Job:
Only the lines from the line holding "Output the text content of this document." through the final line of the entries below are to be returned, exactly as they stand.

Begin

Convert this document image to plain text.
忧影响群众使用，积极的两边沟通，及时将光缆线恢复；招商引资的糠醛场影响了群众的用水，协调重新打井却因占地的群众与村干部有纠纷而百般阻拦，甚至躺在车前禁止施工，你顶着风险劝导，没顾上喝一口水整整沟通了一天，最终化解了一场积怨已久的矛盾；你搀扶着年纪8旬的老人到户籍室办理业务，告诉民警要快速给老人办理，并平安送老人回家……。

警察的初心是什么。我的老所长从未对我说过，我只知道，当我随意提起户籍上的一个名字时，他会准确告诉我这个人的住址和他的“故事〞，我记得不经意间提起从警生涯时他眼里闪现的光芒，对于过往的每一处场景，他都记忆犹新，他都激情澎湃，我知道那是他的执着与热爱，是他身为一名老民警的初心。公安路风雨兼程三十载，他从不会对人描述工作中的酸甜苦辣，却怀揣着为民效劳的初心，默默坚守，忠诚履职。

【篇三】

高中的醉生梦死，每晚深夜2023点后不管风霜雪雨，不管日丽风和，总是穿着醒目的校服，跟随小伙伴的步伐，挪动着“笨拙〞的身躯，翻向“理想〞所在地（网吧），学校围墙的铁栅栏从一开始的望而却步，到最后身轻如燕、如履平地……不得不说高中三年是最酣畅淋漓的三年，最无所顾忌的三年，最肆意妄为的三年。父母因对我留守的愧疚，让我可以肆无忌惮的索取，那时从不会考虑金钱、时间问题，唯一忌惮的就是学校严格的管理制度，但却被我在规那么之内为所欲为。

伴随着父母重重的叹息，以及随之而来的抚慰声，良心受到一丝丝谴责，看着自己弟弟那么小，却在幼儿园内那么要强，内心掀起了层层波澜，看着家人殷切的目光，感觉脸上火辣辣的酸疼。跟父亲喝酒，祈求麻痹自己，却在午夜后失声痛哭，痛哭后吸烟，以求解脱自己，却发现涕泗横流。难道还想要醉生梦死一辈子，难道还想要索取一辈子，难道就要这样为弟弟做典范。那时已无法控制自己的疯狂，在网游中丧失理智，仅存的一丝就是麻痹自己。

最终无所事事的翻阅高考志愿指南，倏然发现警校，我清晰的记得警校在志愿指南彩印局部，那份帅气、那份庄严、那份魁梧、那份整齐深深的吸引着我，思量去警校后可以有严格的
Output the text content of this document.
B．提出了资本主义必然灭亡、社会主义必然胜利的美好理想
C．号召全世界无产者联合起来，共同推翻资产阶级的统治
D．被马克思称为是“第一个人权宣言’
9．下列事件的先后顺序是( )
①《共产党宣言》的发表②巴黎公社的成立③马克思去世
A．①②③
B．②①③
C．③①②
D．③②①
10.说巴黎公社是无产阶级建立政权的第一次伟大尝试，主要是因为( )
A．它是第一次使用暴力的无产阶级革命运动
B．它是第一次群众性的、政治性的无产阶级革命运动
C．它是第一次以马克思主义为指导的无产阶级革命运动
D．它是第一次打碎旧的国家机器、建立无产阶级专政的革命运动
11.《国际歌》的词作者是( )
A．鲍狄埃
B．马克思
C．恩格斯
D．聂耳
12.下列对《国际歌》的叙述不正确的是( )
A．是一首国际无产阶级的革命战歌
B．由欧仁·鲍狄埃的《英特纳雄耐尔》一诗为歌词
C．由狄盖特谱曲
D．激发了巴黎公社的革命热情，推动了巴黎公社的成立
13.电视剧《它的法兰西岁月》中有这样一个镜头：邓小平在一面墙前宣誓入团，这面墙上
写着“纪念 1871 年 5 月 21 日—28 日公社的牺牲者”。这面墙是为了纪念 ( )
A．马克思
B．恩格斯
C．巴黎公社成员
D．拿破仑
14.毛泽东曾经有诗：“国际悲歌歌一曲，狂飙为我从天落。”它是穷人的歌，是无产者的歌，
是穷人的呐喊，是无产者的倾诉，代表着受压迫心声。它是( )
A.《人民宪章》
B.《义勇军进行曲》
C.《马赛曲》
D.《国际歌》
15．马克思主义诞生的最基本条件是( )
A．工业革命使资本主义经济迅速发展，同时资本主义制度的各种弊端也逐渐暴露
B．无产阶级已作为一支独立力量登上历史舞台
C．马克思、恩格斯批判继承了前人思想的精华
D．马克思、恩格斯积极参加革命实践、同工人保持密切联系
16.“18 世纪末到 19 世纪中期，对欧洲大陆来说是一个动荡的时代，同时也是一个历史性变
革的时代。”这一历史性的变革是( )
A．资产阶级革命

End

Solution to this problem:
Output the text content of this document.
B．提出了资本主义必然灭亡、社会主义必然胜利的美好理想
C．号召全世界无产者联合起来，共同推翻资产阶级的统治
D．被马克思称为是“第一个人权宣言’
9．下列事件的先后顺序是( )
①《共产党宣言》的发表②巴黎公社的成立③马克思去世
A．①②③
B．②①③
C．③①②
D．③②①
10.说巴黎公社是无产阶级建立政权的第一次伟大尝试，主要是因为( )
A．它是第一次使用暴力的无产阶级革命运动
B．它是第一次群众性的、政治性的无产阶级革命运动
C．它是第一次以马克思主义为指导的无产阶级革命运动
D．它是第一次打碎旧的国家机器、建立无产阶级专政的革命运动
11.《国际歌》的词作者是( )
A．鲍狄埃
B．马克思
C．恩格斯
D．聂耳
12.下列对《国际歌》的叙述不正确的是( )
A．是一首国际无产阶级的革命战歌
B．由欧仁·鲍狄埃的《英特纳雄耐尔》一诗为歌词
C．由狄盖特谱曲
D．激发了巴黎公社的革命热情，推动了巴黎公社的成立
13.电视剧《它的法兰西岁月》中有这样一个镜头：邓小平在一面墙前宣誓入团，这面墙上
写着“纪念 1871 年 5 月 21 日—28 日公社的牺牲者”。这面墙是为了纪念 ( )
A．马克思
B．恩格斯
C．巴黎公社成员
D．拿破仑
14.毛泽东曾经有诗：“国际悲歌歌一曲，狂飙为我从天落。”它是穷人的歌，是无产者的歌，
是穷人的呐喊，是无产者的倾诉，代表着受压迫心声。它是( )
A.《人民宪章》
B.《义勇军进行曲》
C.《马赛曲》
D.《国际歌》
15．马克思主义诞生的最基本条件是( )
A．工业革命使资本主义经济迅速发展，同时资本主义制度的各种弊端也逐渐暴露
B．无产阶级已作为一支独立力量登上历史舞台
C．马克思、恩格斯批判继承了前人思想的精华
D．马克思、恩格斯积极参加革命实践、同工人保持密切联系
16.“18 世纪末到 19 世纪中期，对欧洲大陆来说是一个动荡的时代，同时也是一个历史性变
革的时代。”这一历史性的变革是( )
A．资产阶级革命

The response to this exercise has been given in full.